Gather from the listing below each line that includes the word "项目名称", and copy it.

Some records →
-- -- --

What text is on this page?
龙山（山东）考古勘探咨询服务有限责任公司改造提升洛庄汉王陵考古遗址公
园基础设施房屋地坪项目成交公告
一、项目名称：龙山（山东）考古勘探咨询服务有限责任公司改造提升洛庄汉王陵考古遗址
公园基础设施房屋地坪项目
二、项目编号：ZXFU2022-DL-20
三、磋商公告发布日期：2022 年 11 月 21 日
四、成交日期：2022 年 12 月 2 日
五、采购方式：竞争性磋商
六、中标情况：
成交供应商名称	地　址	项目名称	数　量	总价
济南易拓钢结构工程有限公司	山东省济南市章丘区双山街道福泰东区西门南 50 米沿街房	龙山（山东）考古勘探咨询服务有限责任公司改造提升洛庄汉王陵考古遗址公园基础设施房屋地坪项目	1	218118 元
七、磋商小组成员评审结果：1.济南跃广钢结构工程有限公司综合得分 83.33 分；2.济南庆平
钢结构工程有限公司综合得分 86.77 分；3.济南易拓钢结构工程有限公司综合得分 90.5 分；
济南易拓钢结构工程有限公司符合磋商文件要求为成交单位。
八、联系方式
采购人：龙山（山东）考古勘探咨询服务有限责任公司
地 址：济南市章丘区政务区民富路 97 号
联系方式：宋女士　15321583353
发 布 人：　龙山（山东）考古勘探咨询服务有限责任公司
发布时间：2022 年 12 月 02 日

-- -- --

Complete output →
一、项目名称：龙山（山东）考古勘探咨询服务有限责任公司改造提升洛庄汉王陵考古遗址
成交供应商名称	地　址	项目名称	数　量	总价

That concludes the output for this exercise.